(Stored items)
....................

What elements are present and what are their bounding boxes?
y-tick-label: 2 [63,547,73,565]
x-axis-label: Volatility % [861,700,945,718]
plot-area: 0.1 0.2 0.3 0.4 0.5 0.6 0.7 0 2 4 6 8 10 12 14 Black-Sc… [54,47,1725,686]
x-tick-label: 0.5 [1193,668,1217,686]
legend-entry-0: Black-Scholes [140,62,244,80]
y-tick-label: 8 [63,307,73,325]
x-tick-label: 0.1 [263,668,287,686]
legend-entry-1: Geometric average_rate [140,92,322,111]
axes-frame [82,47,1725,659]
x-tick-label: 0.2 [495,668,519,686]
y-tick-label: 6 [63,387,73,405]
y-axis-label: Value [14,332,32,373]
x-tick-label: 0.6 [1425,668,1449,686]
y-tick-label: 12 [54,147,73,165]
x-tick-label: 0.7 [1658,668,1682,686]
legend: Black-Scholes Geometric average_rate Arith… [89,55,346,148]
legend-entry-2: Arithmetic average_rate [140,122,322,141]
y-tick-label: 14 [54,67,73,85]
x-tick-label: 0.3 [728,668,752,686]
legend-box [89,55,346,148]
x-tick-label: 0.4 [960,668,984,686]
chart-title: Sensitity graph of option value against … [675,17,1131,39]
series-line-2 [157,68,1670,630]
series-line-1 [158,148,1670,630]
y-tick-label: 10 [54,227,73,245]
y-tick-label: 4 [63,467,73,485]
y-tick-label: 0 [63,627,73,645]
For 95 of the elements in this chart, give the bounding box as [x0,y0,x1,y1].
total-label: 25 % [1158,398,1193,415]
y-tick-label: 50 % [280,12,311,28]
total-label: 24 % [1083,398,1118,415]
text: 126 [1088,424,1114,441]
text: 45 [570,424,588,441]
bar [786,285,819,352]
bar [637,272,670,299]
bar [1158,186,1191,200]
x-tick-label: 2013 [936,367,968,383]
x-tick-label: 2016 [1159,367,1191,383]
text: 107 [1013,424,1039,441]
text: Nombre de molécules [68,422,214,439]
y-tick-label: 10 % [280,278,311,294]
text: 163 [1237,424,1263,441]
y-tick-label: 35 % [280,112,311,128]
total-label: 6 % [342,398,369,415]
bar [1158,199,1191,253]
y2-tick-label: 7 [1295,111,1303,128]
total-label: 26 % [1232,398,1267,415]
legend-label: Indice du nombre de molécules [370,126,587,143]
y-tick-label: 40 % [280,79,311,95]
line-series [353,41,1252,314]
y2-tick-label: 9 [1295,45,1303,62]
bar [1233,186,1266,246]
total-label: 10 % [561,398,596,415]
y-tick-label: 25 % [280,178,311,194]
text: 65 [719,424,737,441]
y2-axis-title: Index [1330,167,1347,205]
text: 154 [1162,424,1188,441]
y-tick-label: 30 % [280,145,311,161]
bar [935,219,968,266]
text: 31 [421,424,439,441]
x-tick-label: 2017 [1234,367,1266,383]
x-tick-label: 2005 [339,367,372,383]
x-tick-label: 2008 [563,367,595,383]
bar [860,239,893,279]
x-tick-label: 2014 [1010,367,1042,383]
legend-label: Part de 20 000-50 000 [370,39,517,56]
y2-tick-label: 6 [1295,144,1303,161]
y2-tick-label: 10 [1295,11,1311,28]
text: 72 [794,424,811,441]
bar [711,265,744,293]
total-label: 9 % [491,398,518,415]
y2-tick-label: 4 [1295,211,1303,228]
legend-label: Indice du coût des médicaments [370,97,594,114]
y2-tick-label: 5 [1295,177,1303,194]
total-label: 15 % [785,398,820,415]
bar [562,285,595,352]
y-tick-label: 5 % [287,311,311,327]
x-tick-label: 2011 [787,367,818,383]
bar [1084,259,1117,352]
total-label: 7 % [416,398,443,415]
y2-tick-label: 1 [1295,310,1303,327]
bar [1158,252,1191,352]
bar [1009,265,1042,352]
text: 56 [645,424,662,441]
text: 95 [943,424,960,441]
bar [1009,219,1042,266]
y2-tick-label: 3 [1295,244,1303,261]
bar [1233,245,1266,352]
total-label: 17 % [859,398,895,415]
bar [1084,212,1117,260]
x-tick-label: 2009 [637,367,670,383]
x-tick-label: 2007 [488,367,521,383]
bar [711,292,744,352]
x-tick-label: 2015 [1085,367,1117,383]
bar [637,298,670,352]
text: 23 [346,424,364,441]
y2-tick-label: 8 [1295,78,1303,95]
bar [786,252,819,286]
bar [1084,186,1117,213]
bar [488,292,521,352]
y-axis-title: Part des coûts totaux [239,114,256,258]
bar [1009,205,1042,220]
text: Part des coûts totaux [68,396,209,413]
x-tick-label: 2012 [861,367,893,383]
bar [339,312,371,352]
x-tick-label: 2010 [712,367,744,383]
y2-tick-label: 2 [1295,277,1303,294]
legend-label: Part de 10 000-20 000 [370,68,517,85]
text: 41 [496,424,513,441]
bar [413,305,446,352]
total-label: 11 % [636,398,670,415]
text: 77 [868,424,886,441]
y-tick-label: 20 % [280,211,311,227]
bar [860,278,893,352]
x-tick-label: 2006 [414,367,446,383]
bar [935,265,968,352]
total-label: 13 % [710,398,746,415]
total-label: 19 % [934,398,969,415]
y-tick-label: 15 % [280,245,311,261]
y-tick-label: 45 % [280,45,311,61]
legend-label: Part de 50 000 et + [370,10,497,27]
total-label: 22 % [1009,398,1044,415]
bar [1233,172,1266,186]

....................

*EXERCISE REQUIREMENTS:* Arrange every line of the records above as a numbered list, leaving out any blank lines.

*RESPONSE BELOW:*
1. What elements are present and what are their bounding boxes?
2. y-tick-label: 2 [63,547,73,565]
3. x-axis-label: Volatility % [861,700,945,718]
4. plot-area: 0.1 0.2 0.3 0.4 0.5 0.6 0.7 0 2 4 6 8 10 12 14 Black-Sc… [54,47,1725,686]
5. x-tick-label: 0.5 [1193,668,1217,686]
6. legend-entry-0: Black-Scholes [140,62,244,80]
7. y-tick-label: 8 [63,307,73,325]
8. x-tick-label: 0.1 [263,668,287,686]
9. legend-entry-1: Geometric average_rate [140,92,322,111]
10. axes-frame [82,47,1725,659]
11. x-tick-label: 0.2 [495,668,519,686]
12. y-tick-label: 6 [63,387,73,405]
13. y-axis-label: Value [14,332,32,373]
14. x-tick-label: 0.6 [1425,668,1449,686]
15. y-tick-label: 12 [54,147,73,165]
16. x-tick-label: 0.7 [1658,668,1682,686]
17. legend: Black-Scholes Geometric average_rate Arith… [89,55,346,148]
18. legend-entry-2: Arithmetic average_rate [140,122,322,141]
19. y-tick-label: 14 [54,67,73,85]
20. x-tick-label: 0.3 [728,668,752,686]
21. legend-box [89,55,346,148]
22. x-tick-label: 0.4 [960,668,984,686]
23. chart-title: Sensitity graph of option value against … [675,17,1131,39]
24. series-line-2 [157,68,1670,630]
25. series-line-1 [158,148,1670,630]
26. y-tick-label: 10 [54,227,73,245]
27. y-tick-label: 4 [63,467,73,485]
28. y-tick-label: 0 [63,627,73,645]
29. For 95 of the elements in this chart, give the bounding box as [x0,y0,x1,y1].
30. total-label: 25 % [1158,398,1193,415]
31. y-tick-label: 50 % [280,12,311,28]
32. total-label: 24 % [1083,398,1118,415]
33. text: 126 [1088,424,1114,441]
34. text: 45 [570,424,588,441]
35. bar [786,285,819,352]
36. bar [637,272,670,299]
37. bar [1158,186,1191,200]
38. x-tick-label: 2013 [936,367,968,383]
39. x-tick-label: 2016 [1159,367,1191,383]
40. text: 107 [1013,424,1039,441]
41. text: Nombre de molécules [68,422,214,439]
42. y-tick-label: 10 % [280,278,311,294]
43. text: 163 [1237,424,1263,441]
44. y-tick-label: 35 % [280,112,311,128]
45. total-label: 6 % [342,398,369,415]
46. bar [1158,199,1191,253]
47. y2-tick-label: 7 [1295,111,1303,128]
48. total-label: 26 % [1232,398,1267,415]
49. legend-label: Indice du nombre de molécules [370,126,587,143]
50. y-tick-label: 40 % [280,79,311,95]
51. line-series [353,41,1252,314]
52. y2-tick-label: 9 [1295,45,1303,62]
53. bar [1233,186,1266,246]
54. total-label: 10 % [561,398,596,415]
55. y-tick-label: 25 % [280,178,311,194]
56. text: 65 [719,424,737,441]
57. y2-axis-title: Index [1330,167,1347,205]
58. text: 154 [1162,424,1188,441]
59. y-tick-label: 30 % [280,145,311,161]
60. bar [935,219,968,266]
61. text: 31 [421,424,439,441]
62. x-tick-label: 2017 [1234,367,1266,383]
63. x-tick-label: 2005 [339,367,372,383]
64. x-tick-label: 2008 [563,367,595,383]
65. bar [860,239,893,279]
66. x-tick-label: 2014 [1010,367,1042,383]
67. legend-label: Part de 20 000-50 000 [370,39,517,56]
68. y2-tick-label: 6 [1295,144,1303,161]
69. y2-tick-label: 10 [1295,11,1311,28]
70. text: 72 [794,424,811,441]
71. bar [711,265,744,293]
72. total-label: 9 % [491,398,518,415]
73. y2-tick-label: 4 [1295,211,1303,228]
74. legend-label: Indice du coût des médicaments [370,97,594,114]
75. y2-tick-label: 5 [1295,177,1303,194]
76. total-label: 15 % [785,398,820,415]
77. bar [562,285,595,352]
78. y-tick-label: 5 % [287,311,311,327]
79. x-tick-label: 2011 [787,367,818,383]
80. bar [1084,259,1117,352]
81. total-label: 7 % [416,398,443,415]
82. y2-tick-label: 1 [1295,310,1303,327]
83. bar [1158,252,1191,352]
84. bar [1009,265,1042,352]
85. text: 56 [645,424,662,441]
86. text: 95 [943,424,960,441]
87. bar [1009,219,1042,266]
88. y2-tick-label: 3 [1295,244,1303,261]
89. bar [1233,245,1266,352]
90. total-label: 17 % [859,398,895,415]
91. bar [1084,212,1117,260]
92. x-tick-label: 2009 [637,367,670,383]
93. x-tick-label: 2007 [488,367,521,383]
94. bar [711,292,744,352]
95. x-tick-label: 2015 [1085,367,1117,383]
96. bar [637,298,670,352]
97. text: 23 [346,424,364,441]
98. y2-tick-label: 8 [1295,78,1303,95]
99. bar [786,252,819,286]
100. bar [1084,186,1117,213]
101. bar [488,292,521,352]
102. y-axis-title: Part des coûts totaux [239,114,256,258]
103. bar [1009,205,1042,220]
104. text: Part des coûts totaux [68,396,209,413]
105. x-tick-label: 2012 [861,367,893,383]
106. bar [339,312,371,352]
107. x-tick-label: 2010 [712,367,744,383]
108. y2-tick-label: 2 [1295,277,1303,294]
109. legend-label: Part de 10 000-20 000 [370,68,517,85]
110. text: 41 [496,424,513,441]
111. bar [413,305,446,352]
112. total-label: 11 % [636,398,670,415]
113. text: 77 [868,424,886,441]
114. y-tick-label: 20 % [280,211,311,227]
115. bar [860,278,893,352]
116. x-tick-label: 2006 [414,367,446,383]
117. bar [935,265,968,352]
118. total-label: 13 % [710,398,746,415]
119. total-label: 19 % [934,398,969,415]
120. y-tick-label: 15 % [280,245,311,261]
121. y-tick-label: 45 % [280,45,311,61]
122. legend-label: Part de 50 000 et + [370,10,497,27]
123. total-label: 22 % [1009,398,1044,415]
124. bar [1233,172,1266,186]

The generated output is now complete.